Exercise task | Rewrite all of the rows below with every instance of "chevron-down-icon" changed to "caret-down-icon" and everything else left as it is. Leave the pictures out of your answer.

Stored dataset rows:
[Start]
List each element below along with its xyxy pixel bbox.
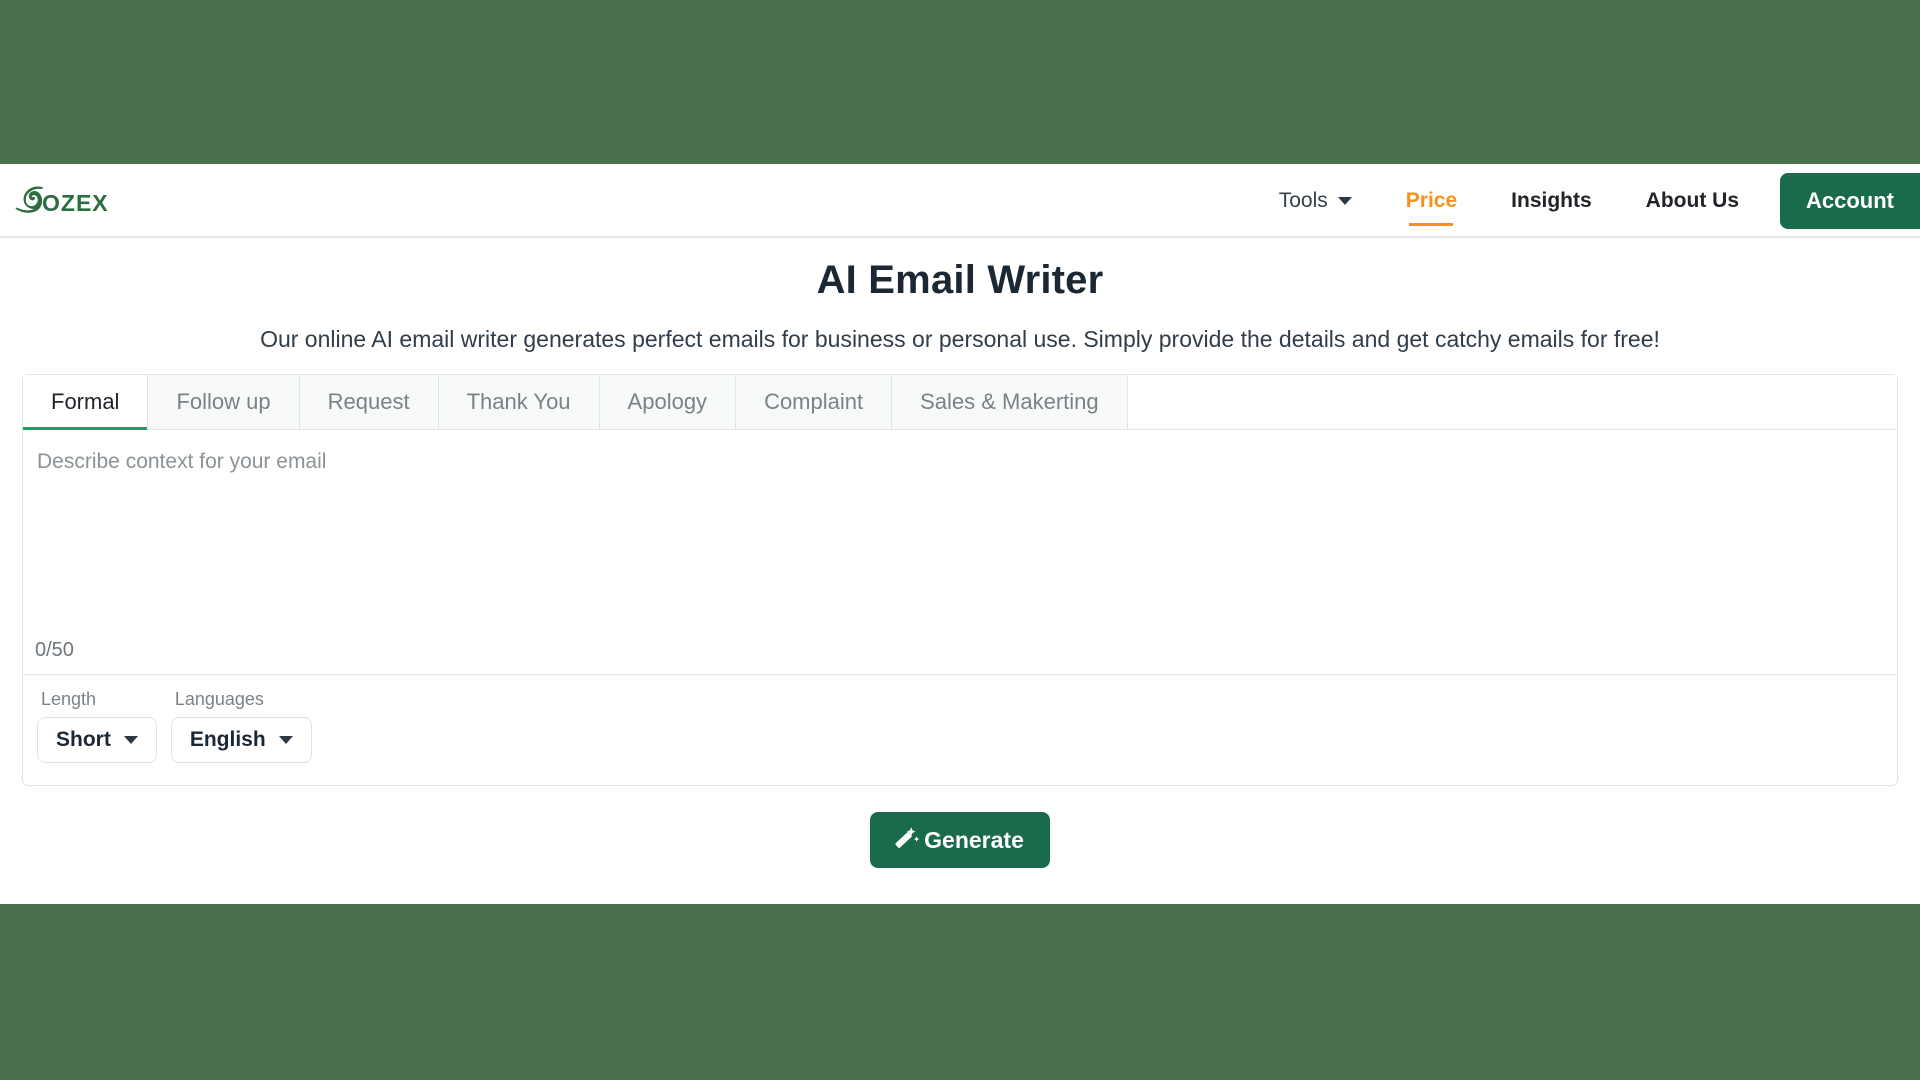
site-header: OZEX Tools Price Insights About Us Accou… xyxy=(0,164,1920,238)
nav-item-tools[interactable]: Tools xyxy=(1252,164,1379,238)
character-counter: 0/50 xyxy=(35,639,74,661)
nav-item-about-us[interactable]: About Us xyxy=(1619,164,1766,238)
magic-wand-icon xyxy=(895,827,920,848)
tab-formal-label: Formal xyxy=(51,389,120,414)
tab-complaint[interactable]: Complaint xyxy=(736,375,893,429)
length-select[interactable]: Short xyxy=(37,717,157,763)
tab-bar-filler xyxy=(1127,375,1897,429)
chevron-down-icon xyxy=(123,736,138,744)
nav-item-insights-label: Insights xyxy=(1511,189,1592,212)
length-label: Length xyxy=(41,689,97,709)
account-button-label: Account xyxy=(1806,188,1894,213)
languages-label: Languages xyxy=(174,689,264,709)
nav-item-about-us-label: About Us xyxy=(1645,189,1739,212)
nav-item-tools-label: Tools xyxy=(1278,189,1328,212)
page-root: OZEX Tools Price Insights About Us Accou… xyxy=(0,0,1920,1080)
svg-text:OZEX: OZEX xyxy=(42,190,108,216)
active-nav-underline xyxy=(1409,223,1454,226)
tab-sales-marketing-label: Sales & Makerting xyxy=(920,389,1099,414)
account-button[interactable]: Account xyxy=(1780,173,1920,229)
tab-follow-up-label: Follow up xyxy=(176,389,271,414)
nav-item-price-label: Price xyxy=(1405,189,1458,212)
length-control: Length Short xyxy=(37,689,157,763)
email-context-input[interactable] xyxy=(23,430,1897,634)
tab-thank-you[interactable]: Thank You xyxy=(438,375,600,429)
length-select-value: Short xyxy=(56,728,111,751)
chevron-down-icon xyxy=(1337,197,1352,205)
tab-sales-marketing[interactable]: Sales & Makerting xyxy=(892,375,1128,429)
languages-control: Languages English xyxy=(170,689,312,763)
options-row: Length Short Languages English xyxy=(23,675,1897,785)
tab-request[interactable]: Request xyxy=(299,375,439,429)
generate-row: Generate xyxy=(0,812,1920,868)
generate-button-label: Generate xyxy=(924,826,1024,853)
chevron-down-icon xyxy=(278,736,293,744)
tab-follow-up[interactable]: Follow up xyxy=(148,375,300,429)
tab-formal[interactable]: Formal xyxy=(23,375,149,430)
context-area: 0/50 xyxy=(23,430,1897,675)
tab-apology-label: Apology xyxy=(627,389,708,414)
tab-thank-you-label: Thank You xyxy=(466,389,571,414)
email-writer-card: Formal Follow up Request Thank You Apolo… xyxy=(22,374,1898,786)
generate-button[interactable]: Generate xyxy=(870,812,1050,868)
nav-item-insights[interactable]: Insights xyxy=(1484,164,1619,238)
hero-section: AI Email Writer Our online AI email writ… xyxy=(0,238,1920,353)
languages-select-value: English xyxy=(189,728,266,751)
languages-select[interactable]: English xyxy=(170,717,312,763)
tab-complaint-label: Complaint xyxy=(764,389,864,414)
brand-logo[interactable]: OZEX xyxy=(12,178,108,226)
main-nav: Tools Price Insights About Us Account xyxy=(1252,164,1920,238)
qozex-swirl-logo: OZEX xyxy=(15,186,108,216)
tab-bar: Formal Follow up Request Thank You Apolo… xyxy=(23,375,1897,430)
nav-item-price[interactable]: Price xyxy=(1379,164,1484,238)
tab-request-label: Request xyxy=(327,389,410,414)
tab-apology[interactable]: Apology xyxy=(599,375,737,429)
page-title: AI Email Writer xyxy=(816,258,1104,302)
page-subtitle: Our online AI email writer generates per… xyxy=(260,326,1660,352)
[End]
Correct output |
List each element below along with its xyxy pixel bbox.
site-header: OZEX Tools Price Insights About Us Accou… xyxy=(0,164,1920,238)
nav-item-tools[interactable]: Tools xyxy=(1252,164,1379,238)
character-counter: 0/50 xyxy=(35,639,74,661)
nav-item-about-us[interactable]: About Us xyxy=(1619,164,1766,238)
magic-wand-icon xyxy=(895,827,920,848)
tab-formal-label: Formal xyxy=(51,389,120,414)
tab-complaint[interactable]: Complaint xyxy=(736,375,893,429)
length-select[interactable]: Short xyxy=(37,717,157,763)
tab-bar-filler xyxy=(1127,375,1897,429)
caret-down-icon xyxy=(123,736,138,744)
nav-item-insights-label: Insights xyxy=(1511,189,1592,212)
length-label: Length xyxy=(41,689,97,709)
account-button-label: Account xyxy=(1806,188,1894,213)
languages-label: Languages xyxy=(174,689,264,709)
nav-item-about-us-label: About Us xyxy=(1645,189,1739,212)
nav-item-tools-label: Tools xyxy=(1278,189,1328,212)
page-root: OZEX Tools Price Insights About Us Accou… xyxy=(0,0,1920,1080)
svg-text:OZEX: OZEX xyxy=(42,190,108,216)
active-nav-underline xyxy=(1409,223,1454,226)
tab-sales-marketing-label: Sales & Makerting xyxy=(920,389,1099,414)
account-button[interactable]: Account xyxy=(1780,173,1920,229)
tab-follow-up-label: Follow up xyxy=(176,389,271,414)
nav-item-price-label: Price xyxy=(1405,189,1458,212)
length-control: Length Short xyxy=(37,689,157,763)
email-context-input[interactable] xyxy=(23,430,1897,634)
tab-thank-you[interactable]: Thank You xyxy=(438,375,600,429)
length-select-value: Short xyxy=(56,728,111,751)
caret-down-icon xyxy=(1337,197,1352,205)
tab-sales-marketing[interactable]: Sales & Makerting xyxy=(892,375,1128,429)
languages-control: Languages English xyxy=(170,689,312,763)
options-row: Length Short Languages English xyxy=(23,675,1897,785)
tab-request[interactable]: Request xyxy=(299,375,439,429)
generate-row: Generate xyxy=(0,812,1920,868)
generate-button-label: Generate xyxy=(924,826,1024,853)
caret-down-icon xyxy=(278,736,293,744)
tab-follow-up[interactable]: Follow up xyxy=(148,375,300,429)
tab-formal[interactable]: Formal xyxy=(23,375,149,430)
context-area: 0/50 xyxy=(23,430,1897,675)
tab-apology-label: Apology xyxy=(627,389,708,414)
tab-thank-you-label: Thank You xyxy=(466,389,571,414)
email-writer-card: Formal Follow up Request Thank You Apolo… xyxy=(22,374,1898,786)
generate-button[interactable]: Generate xyxy=(870,812,1050,868)
nav-item-insights[interactable]: Insights xyxy=(1484,164,1619,238)
hero-section: AI Email Writer Our online AI email writ… xyxy=(0,238,1920,353)
languages-select-value: English xyxy=(189,728,266,751)
languages-select[interactable]: English xyxy=(170,717,312,763)
tab-complaint-label: Complaint xyxy=(764,389,864,414)
brand-logo[interactable]: OZEX xyxy=(12,178,108,226)
main-nav: Tools Price Insights About Us Account xyxy=(1252,164,1920,238)
qozex-swirl-logo: OZEX xyxy=(15,186,108,216)
tab-bar: Formal Follow up Request Thank You Apolo… xyxy=(23,375,1897,430)
nav-item-price[interactable]: Price xyxy=(1379,164,1484,238)
tab-request-label: Request xyxy=(327,389,410,414)
tab-apology[interactable]: Apology xyxy=(599,375,737,429)
page-title: AI Email Writer xyxy=(816,258,1104,302)
page-subtitle: Our online AI email writer generates per… xyxy=(260,326,1660,352)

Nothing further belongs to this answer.